TASK PROMPT - Look through the data for the string "силу". Copy every line where it is found.

#####

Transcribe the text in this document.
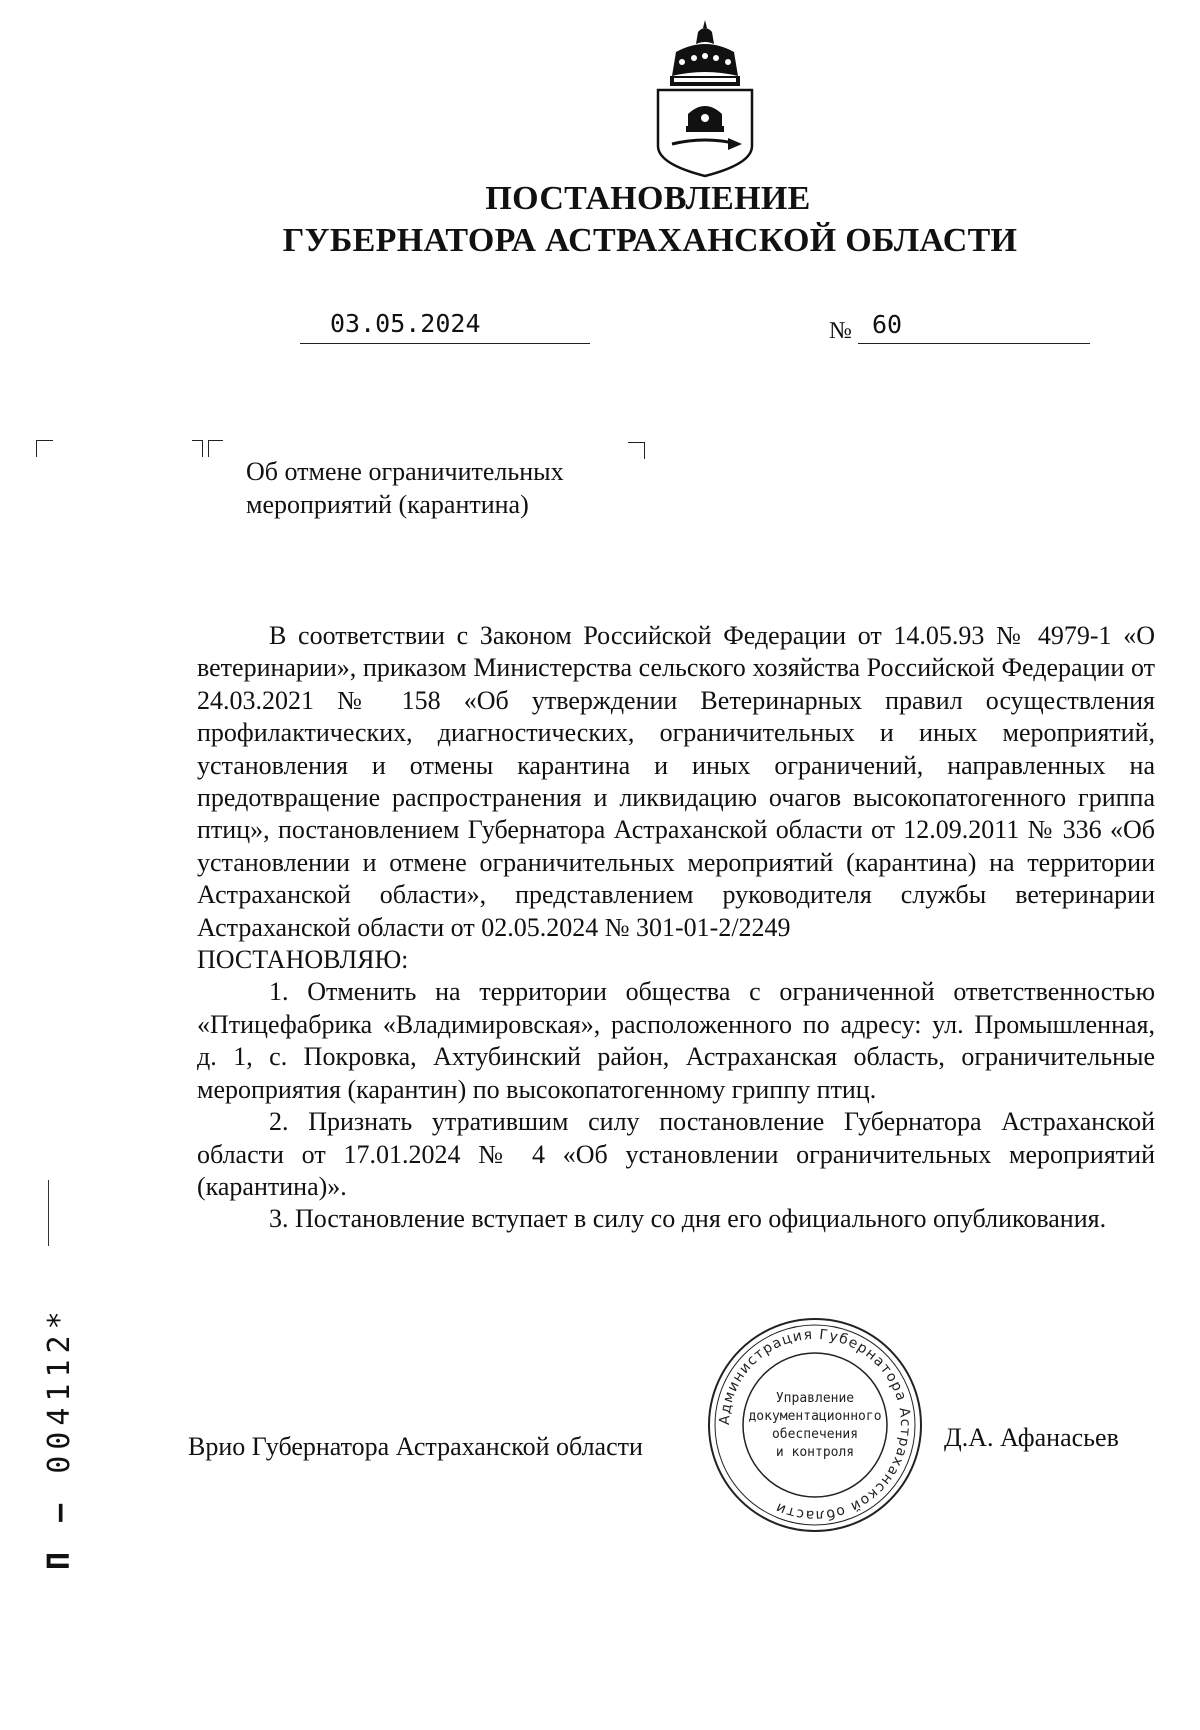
ПОСТАНОВЛЕНИЕ
ГУБЕРНАТОРА АСТРАХАНСКОЙ ОБЛАСТИ
03.05.2024	№ 60
Об отмене ограничительных
мероприятий (карантина)

В соответствии с Законом Российской Федерации от 14.05.93 № 4979-1 «О ветеринарии», приказом Министерства сельского хозяйства Российской Федерации от 24.03.2021 № 158 «Об утверждении Ветеринарных правил осуществления профилактических, диагностических, ограничительных и иных мероприятий, установления и отмены карантина и иных ограничений, направленных на предотвращение распространения и ликвидацию очагов высокопатогенного гриппа птиц», постановлением Губернатора Астраханской области от 12.09.2011 № 336 «Об установлении и отмене ограничительных мероприятий (карантина) на территории Астраханской области», представлением руководителя службы ветеринарии Астраханской области от 02.05.2024 № 301-01-2/2249

ПОСТАНОВЛЯЮ:

1. Отменить на территории общества с ограниченной ответственностью «Птицефабрика «Владимировская», расположенного по адресу: ул. Промышленная, д. 1, с. Покровка, Ахтубинский район, Астраханская область, ограничительные мероприятия (карантин) по высокопатогенному гриппу птиц.

2. Признать утратившим силу постановление Губернатора Астраханской области от 17.01.2024 № 4 «Об установлении ограничительных мероприятий (карантина)».

3. Постановление вступает в силу со дня его официального опубликования.

Врио Губернатора Астраханской области	Д.А. Афанасьев
Администрация Губернатора Астраханской области
Управление
документационного
обеспечения
и контроля
П – 004112*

#####

FINISHED TASK -
2. Признать утратившим силу постановление Губернатора Астраханской области от 17.01.2024 № 4 «Об установлении ограничительных мероприятий (карантина)».
3. Постановление вступает в силу со дня его официального опубликования.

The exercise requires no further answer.